**TASK STATEMENT**
Write out the material exactly. Do not include the pictures.

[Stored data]
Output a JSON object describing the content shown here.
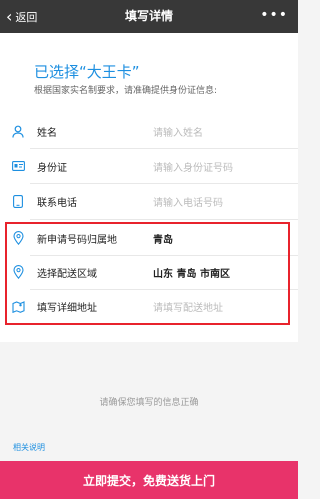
{
  "topbar": {
    "back_label": "返回",
    "title": "填写详情",
    "more": "•••"
  },
  "header": {
    "headline": "已选择“大王卡”",
    "subline": "根据国家实名制要求，请准确提供身份证信息:"
  },
  "form": {
    "name": {
      "label": "姓名",
      "placeholder": "请输入姓名",
      "icon": "person-icon"
    },
    "id_card": {
      "label": "身份证",
      "placeholder": "请输入身份证号码",
      "icon": "id-card-icon"
    },
    "phone": {
      "label": "联系电话",
      "placeholder": "请输入电话号码",
      "icon": "phone-icon"
    },
    "region": {
      "label": "新申请号码归属地",
      "value": "青岛",
      "icon": "location-pin-icon"
    },
    "delivery_area": {
      "label": "选择配送区域",
      "value": "山东 青岛 市南区",
      "icon": "location-pin-icon"
    },
    "address": {
      "label": "填写详细地址",
      "placeholder": "请填写配送地址",
      "icon": "map-icon"
    }
  },
  "notice": "请确保您填写的信息正确",
  "help_link": "相关说明",
  "submit_label": "立即提交，免费送货上门",
  "colors": {
    "accent_blue": "#1d8fe0",
    "submit_pink": "#e8336a",
    "highlight_red": "#e8232c",
    "topbar": "#383838"
  }
}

**CORRECT OUTPUT**
Output a JSON object describing the content shown here.
{
  "topbar": {
    "back_label": "返回",
    "title": "填写详情",
    "more": "•••"
  },
  "header": {
    "headline": "已选择“大王卡”",
    "subline": "根据国家实名制要求，请准确提供身份证信息:"
  },
  "form": {
    "name": {
      "label": "姓名",
      "placeholder": "请输入姓名",
      "icon": "person-icon"
    },
    "id_card": {
      "label": "身份证",
      "placeholder": "请输入身份证号码",
      "icon": "id-card-icon"
    },
    "phone": {
      "label": "联系电话",
      "placeholder": "请输入电话号码",
      "icon": "phone-icon"
    },
    "region": {
      "label": "新申请号码归属地",
      "value": "青岛",
      "icon": "location-pin-icon"
    },
    "delivery_area": {
      "label": "选择配送区域",
      "value": "山东 青岛 市南区",
      "icon": "location-pin-icon"
    },
    "address": {
      "label": "填写详细地址",
      "placeholder": "请填写配送地址",
      "icon": "map-icon"
    }
  },
  "notice": "请确保您填写的信息正确",
  "help_link": "相关说明",
  "submit_label": "立即提交，免费送货上门",
  "colors": {
    "accent_blue": "#1d8fe0",
    "submit_pink": "#e8336a",
    "highlight_red": "#e8232c",
    "topbar": "#383838"
  }
}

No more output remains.